Raw records
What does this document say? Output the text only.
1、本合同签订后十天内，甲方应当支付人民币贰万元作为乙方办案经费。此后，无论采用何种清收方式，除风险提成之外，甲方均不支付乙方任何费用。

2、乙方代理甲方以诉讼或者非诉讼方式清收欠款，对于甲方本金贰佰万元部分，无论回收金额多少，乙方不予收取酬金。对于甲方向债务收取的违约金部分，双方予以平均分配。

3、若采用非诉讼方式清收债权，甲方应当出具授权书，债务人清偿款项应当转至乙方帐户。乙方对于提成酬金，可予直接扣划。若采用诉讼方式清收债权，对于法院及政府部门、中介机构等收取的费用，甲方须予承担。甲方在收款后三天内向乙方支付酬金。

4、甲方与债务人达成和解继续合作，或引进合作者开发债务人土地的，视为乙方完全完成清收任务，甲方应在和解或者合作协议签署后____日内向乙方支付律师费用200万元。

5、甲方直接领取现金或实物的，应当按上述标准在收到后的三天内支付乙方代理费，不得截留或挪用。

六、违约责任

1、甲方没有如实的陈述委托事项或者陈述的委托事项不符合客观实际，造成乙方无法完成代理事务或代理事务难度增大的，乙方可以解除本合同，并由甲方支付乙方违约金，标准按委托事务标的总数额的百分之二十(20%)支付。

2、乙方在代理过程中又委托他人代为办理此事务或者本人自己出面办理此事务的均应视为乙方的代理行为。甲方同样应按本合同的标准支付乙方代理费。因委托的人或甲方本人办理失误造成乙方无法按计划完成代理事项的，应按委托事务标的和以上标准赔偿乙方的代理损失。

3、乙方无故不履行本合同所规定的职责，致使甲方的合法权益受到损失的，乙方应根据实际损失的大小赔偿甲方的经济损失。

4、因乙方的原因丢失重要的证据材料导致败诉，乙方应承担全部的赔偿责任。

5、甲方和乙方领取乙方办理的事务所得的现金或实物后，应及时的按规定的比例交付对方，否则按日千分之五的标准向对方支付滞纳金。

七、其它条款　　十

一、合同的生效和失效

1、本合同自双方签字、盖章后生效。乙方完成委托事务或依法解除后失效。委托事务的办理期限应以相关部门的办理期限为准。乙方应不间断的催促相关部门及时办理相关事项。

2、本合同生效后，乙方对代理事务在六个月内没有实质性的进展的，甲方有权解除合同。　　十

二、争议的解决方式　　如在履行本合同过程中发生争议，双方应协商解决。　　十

• _Requirement_
Repeat the data above exactly.

• _Full solution_
What does this document say? Output the text only.
1、本合同签订后十天内，甲方应当支付人民币贰万元作为乙方办案经费。此后，无论采用何种清收方式，除风险提成之外，甲方均不支付乙方任何费用。

2、乙方代理甲方以诉讼或者非诉讼方式清收欠款，对于甲方本金贰佰万元部分，无论回收金额多少，乙方不予收取酬金。对于甲方向债务收取的违约金部分，双方予以平均分配。

3、若采用非诉讼方式清收债权，甲方应当出具授权书，债务人清偿款项应当转至乙方帐户。乙方对于提成酬金，可予直接扣划。若采用诉讼方式清收债权，对于法院及政府部门、中介机构等收取的费用，甲方须予承担。甲方在收款后三天内向乙方支付酬金。

4、甲方与债务人达成和解继续合作，或引进合作者开发债务人土地的，视为乙方完全完成清收任务，甲方应在和解或者合作协议签署后____日内向乙方支付律师费用200万元。

5、甲方直接领取现金或实物的，应当按上述标准在收到后的三天内支付乙方代理费，不得截留或挪用。

六、违约责任

1、甲方没有如实的陈述委托事项或者陈述的委托事项不符合客观实际，造成乙方无法完成代理事务或代理事务难度增大的，乙方可以解除本合同，并由甲方支付乙方违约金，标准按委托事务标的总数额的百分之二十(20%)支付。

2、乙方在代理过程中又委托他人代为办理此事务或者本人自己出面办理此事务的均应视为乙方的代理行为。甲方同样应按本合同的标准支付乙方代理费。因委托的人或甲方本人办理失误造成乙方无法按计划完成代理事项的，应按委托事务标的和以上标准赔偿乙方的代理损失。

3、乙方无故不履行本合同所规定的职责，致使甲方的合法权益受到损失的，乙方应根据实际损失的大小赔偿甲方的经济损失。

4、因乙方的原因丢失重要的证据材料导致败诉，乙方应承担全部的赔偿责任。

5、甲方和乙方领取乙方办理的事务所得的现金或实物后，应及时的按规定的比例交付对方，否则按日千分之五的标准向对方支付滞纳金。

七、其它条款　　十

一、合同的生效和失效

1、本合同自双方签字、盖章后生效。乙方完成委托事务或依法解除后失效。委托事务的办理期限应以相关部门的办理期限为准。乙方应不间断的催促相关部门及时办理相关事项。

2、本合同生效后，乙方对代理事务在六个月内没有实质性的进展的，甲方有权解除合同。　　十

二、争议的解决方式　　如在履行本合同过程中发生争议，双方应协商解决。　　十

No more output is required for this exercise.